> **AIM OF THE TASK**
Gather each line containing the string "title" from these entries.

[Figure collection entries]
------------

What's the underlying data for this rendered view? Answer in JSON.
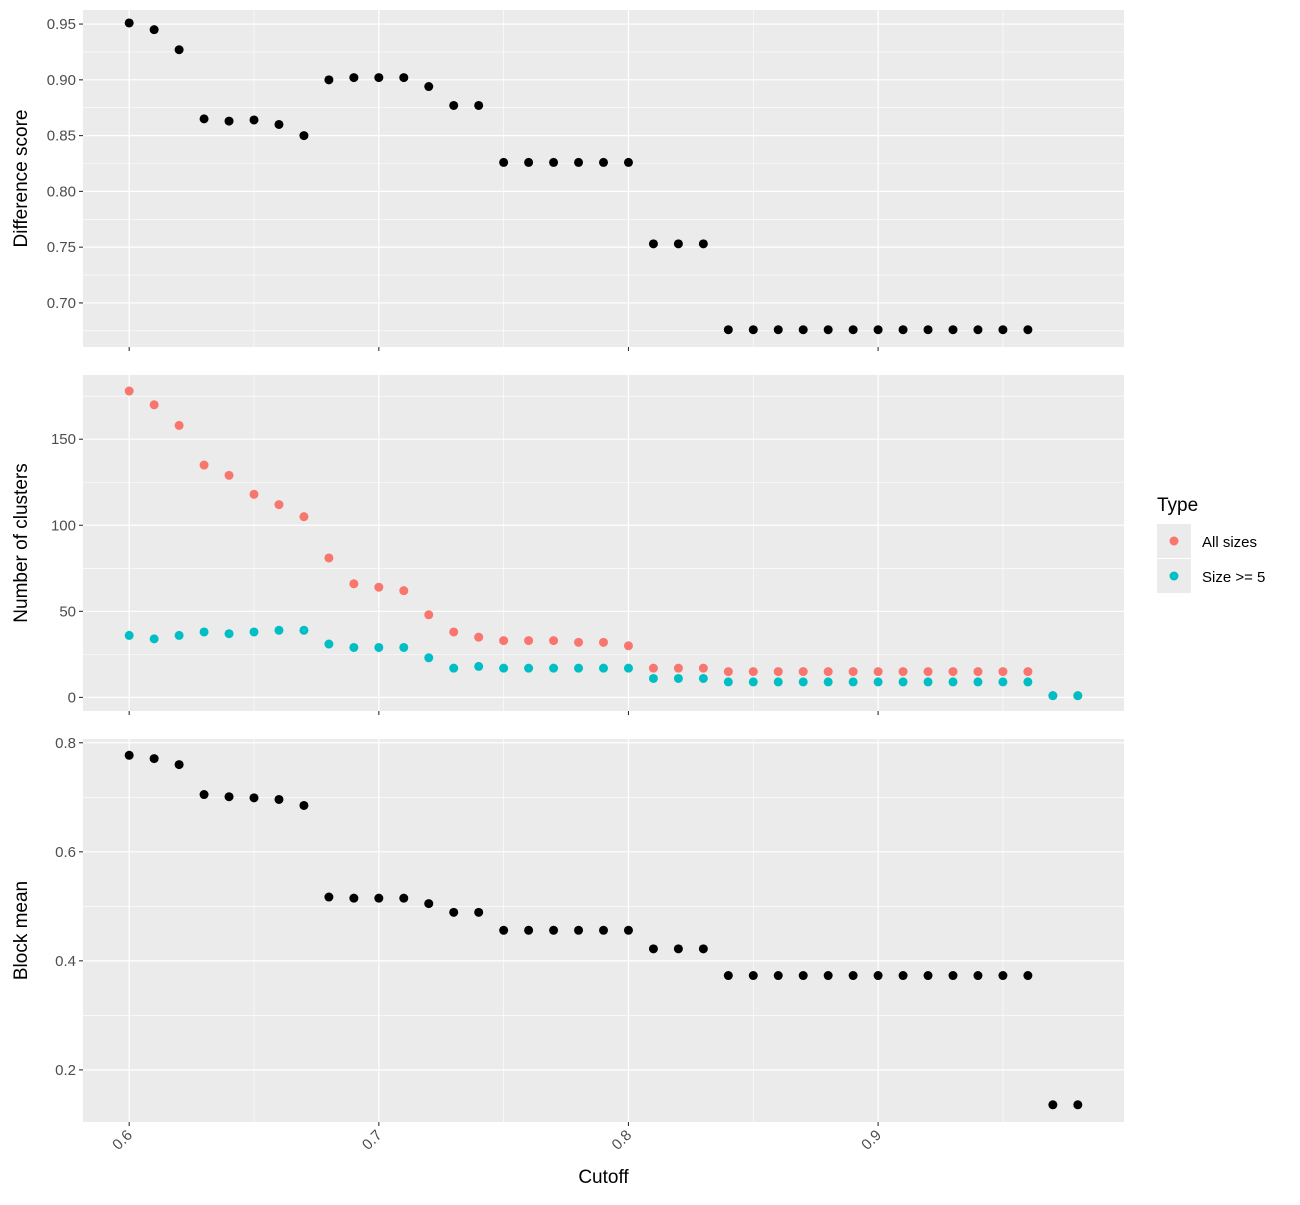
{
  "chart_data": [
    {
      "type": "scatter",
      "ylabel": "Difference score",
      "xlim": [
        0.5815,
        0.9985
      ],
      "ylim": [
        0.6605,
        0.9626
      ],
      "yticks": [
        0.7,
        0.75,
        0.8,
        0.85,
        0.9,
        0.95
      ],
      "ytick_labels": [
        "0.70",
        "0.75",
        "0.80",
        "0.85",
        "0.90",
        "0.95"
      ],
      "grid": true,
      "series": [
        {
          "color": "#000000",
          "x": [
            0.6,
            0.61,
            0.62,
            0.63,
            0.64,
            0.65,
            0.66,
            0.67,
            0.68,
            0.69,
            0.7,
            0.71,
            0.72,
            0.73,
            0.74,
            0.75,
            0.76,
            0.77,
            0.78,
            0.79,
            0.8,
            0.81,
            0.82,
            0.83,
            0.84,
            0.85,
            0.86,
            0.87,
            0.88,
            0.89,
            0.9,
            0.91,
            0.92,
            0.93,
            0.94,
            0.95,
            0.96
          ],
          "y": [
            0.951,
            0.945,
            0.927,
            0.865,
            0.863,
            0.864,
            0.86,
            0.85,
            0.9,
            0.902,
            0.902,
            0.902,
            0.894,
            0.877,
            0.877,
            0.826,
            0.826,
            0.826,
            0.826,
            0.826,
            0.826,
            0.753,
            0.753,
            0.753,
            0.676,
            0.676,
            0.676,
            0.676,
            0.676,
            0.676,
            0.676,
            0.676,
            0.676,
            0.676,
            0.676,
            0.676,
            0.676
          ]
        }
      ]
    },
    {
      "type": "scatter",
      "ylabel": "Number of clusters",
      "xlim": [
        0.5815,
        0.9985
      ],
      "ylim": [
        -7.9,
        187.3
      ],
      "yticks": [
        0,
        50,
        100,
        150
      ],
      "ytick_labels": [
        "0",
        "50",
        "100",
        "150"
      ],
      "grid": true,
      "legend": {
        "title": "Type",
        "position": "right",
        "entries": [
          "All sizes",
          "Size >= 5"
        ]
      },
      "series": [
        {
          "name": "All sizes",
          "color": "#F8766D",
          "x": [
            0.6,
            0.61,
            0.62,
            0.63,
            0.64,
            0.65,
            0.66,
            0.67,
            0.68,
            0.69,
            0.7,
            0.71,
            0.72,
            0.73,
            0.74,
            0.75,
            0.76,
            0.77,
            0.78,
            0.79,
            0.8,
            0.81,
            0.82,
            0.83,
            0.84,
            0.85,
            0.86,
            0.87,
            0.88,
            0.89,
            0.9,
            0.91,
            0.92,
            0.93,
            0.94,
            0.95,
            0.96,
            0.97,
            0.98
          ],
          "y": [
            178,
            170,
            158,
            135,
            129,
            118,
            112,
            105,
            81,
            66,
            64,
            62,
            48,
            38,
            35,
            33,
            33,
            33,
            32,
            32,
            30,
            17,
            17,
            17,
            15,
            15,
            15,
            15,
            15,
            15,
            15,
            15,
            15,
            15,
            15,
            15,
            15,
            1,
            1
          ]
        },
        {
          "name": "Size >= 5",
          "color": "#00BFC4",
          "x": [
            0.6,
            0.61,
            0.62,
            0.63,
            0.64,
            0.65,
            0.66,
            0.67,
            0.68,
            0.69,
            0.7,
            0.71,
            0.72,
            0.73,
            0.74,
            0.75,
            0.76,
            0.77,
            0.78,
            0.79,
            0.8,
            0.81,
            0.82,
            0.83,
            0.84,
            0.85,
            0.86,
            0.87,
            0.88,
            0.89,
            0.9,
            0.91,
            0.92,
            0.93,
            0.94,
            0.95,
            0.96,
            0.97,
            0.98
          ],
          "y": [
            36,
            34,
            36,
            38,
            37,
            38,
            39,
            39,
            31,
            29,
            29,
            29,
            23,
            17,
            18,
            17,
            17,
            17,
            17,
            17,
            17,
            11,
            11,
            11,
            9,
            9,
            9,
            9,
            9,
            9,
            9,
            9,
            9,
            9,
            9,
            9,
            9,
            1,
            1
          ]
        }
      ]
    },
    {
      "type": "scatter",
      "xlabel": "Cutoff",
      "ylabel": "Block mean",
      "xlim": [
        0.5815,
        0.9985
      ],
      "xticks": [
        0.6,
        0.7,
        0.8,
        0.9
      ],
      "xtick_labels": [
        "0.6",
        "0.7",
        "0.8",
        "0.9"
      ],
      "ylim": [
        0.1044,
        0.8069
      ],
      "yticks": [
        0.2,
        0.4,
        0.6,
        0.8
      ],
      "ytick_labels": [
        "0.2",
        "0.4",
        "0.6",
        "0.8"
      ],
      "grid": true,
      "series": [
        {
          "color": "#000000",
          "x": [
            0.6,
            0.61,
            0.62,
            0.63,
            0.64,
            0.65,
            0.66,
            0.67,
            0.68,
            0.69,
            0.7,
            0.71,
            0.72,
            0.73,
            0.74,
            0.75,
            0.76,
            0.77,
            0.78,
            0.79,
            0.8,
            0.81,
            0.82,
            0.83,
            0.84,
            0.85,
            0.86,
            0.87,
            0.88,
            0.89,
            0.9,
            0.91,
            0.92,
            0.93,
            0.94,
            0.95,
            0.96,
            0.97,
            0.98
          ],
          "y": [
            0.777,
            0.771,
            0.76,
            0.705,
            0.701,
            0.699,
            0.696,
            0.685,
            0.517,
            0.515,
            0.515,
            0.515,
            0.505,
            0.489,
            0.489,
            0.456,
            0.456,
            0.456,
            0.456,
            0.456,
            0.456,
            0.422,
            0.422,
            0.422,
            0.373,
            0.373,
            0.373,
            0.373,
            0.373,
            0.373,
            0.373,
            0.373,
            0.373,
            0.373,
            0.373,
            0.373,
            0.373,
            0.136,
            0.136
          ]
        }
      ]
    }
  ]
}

------------

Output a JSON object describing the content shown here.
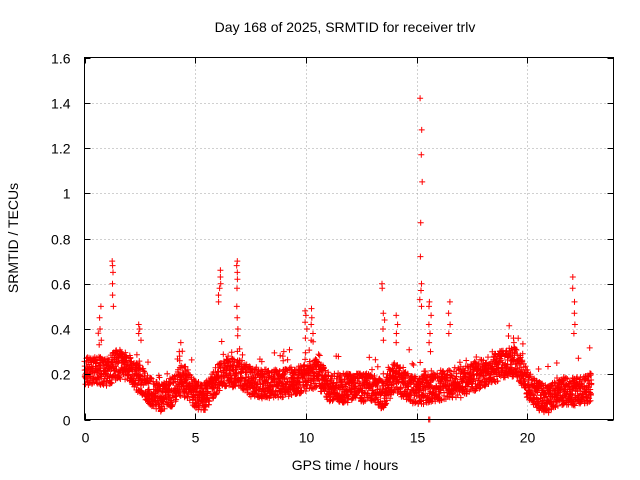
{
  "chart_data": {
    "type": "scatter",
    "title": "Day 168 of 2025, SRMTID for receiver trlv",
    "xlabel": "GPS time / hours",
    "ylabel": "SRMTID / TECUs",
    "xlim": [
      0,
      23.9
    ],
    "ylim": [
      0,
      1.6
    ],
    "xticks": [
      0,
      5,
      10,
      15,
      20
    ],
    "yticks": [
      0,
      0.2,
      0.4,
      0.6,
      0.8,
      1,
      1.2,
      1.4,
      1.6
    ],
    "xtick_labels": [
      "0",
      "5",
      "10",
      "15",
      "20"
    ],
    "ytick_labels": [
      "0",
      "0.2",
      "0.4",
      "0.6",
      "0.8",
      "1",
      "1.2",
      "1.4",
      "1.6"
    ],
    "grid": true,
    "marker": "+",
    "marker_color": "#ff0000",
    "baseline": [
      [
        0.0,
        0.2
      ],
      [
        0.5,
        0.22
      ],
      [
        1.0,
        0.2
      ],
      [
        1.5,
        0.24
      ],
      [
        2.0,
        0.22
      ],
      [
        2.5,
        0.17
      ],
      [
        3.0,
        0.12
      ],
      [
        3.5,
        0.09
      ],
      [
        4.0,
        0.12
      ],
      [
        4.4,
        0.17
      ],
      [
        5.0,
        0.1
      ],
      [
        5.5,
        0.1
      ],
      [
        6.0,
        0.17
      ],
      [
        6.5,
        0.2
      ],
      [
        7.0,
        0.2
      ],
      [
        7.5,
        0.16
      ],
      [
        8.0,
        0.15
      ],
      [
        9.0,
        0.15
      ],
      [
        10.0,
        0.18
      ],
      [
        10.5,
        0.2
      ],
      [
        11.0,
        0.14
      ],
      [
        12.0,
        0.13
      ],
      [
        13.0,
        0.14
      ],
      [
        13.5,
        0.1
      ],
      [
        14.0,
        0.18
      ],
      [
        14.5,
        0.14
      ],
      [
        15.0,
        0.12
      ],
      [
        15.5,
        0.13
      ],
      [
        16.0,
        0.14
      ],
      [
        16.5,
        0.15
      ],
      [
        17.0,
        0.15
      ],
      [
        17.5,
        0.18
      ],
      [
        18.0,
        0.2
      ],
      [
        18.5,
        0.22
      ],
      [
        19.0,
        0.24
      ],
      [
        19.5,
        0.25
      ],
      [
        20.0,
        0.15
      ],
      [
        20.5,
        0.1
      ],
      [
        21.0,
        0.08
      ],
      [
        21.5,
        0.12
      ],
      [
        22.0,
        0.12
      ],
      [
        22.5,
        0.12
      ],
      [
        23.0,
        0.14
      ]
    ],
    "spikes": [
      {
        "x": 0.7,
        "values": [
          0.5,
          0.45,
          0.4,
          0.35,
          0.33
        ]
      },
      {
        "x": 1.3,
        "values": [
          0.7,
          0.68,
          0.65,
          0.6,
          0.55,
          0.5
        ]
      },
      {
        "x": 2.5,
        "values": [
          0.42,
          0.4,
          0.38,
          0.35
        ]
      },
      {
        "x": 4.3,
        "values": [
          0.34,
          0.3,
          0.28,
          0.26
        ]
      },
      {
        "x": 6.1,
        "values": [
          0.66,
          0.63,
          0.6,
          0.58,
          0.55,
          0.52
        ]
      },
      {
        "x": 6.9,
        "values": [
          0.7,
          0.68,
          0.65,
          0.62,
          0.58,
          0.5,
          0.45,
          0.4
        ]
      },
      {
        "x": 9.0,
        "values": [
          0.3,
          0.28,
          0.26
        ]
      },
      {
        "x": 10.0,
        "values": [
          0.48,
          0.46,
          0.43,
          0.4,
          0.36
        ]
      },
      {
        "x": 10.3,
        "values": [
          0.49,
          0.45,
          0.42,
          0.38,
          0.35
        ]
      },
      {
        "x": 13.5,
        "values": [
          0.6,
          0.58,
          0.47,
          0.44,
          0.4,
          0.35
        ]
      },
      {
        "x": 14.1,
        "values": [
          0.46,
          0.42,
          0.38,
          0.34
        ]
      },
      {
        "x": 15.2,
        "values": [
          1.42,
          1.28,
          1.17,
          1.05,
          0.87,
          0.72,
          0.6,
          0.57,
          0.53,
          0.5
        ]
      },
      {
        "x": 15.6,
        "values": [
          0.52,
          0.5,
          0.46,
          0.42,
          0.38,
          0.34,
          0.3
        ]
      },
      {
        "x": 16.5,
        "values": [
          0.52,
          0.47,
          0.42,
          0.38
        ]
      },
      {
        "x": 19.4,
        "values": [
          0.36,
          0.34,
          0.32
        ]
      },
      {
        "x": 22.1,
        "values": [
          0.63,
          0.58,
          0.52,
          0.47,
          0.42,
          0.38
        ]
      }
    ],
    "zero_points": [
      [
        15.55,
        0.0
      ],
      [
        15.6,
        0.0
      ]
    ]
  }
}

------------

> **TASK ANSWER**
        "title": "Type",
    "title": "Day 168 of 2025, SRMTID for receiver trlv",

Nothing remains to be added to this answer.